[Items from a data source]
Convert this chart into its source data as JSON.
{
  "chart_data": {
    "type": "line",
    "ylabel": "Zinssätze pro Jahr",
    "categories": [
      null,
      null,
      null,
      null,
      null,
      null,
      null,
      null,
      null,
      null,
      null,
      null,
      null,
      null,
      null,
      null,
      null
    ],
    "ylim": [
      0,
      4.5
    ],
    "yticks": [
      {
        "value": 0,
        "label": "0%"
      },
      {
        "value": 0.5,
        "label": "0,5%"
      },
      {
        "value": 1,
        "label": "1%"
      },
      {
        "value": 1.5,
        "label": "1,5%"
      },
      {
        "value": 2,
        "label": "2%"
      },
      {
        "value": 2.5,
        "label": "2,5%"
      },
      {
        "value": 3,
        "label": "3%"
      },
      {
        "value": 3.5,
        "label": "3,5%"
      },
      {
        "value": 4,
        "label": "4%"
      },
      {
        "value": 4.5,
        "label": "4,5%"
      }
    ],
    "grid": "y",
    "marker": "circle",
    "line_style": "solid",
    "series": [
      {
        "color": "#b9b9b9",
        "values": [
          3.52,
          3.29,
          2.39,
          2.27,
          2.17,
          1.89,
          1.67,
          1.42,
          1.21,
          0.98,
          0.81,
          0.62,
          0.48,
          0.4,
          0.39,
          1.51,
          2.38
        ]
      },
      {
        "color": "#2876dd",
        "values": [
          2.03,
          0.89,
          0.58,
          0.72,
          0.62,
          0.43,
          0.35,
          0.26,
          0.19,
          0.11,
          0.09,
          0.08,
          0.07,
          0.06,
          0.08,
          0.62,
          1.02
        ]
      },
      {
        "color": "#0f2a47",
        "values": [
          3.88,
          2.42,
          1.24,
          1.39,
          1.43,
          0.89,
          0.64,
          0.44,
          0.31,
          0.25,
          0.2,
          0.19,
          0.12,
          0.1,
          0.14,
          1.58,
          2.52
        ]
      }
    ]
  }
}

Task statement: Reply with nothing but the number of lines in the data above that contain "color".

Answer below: 3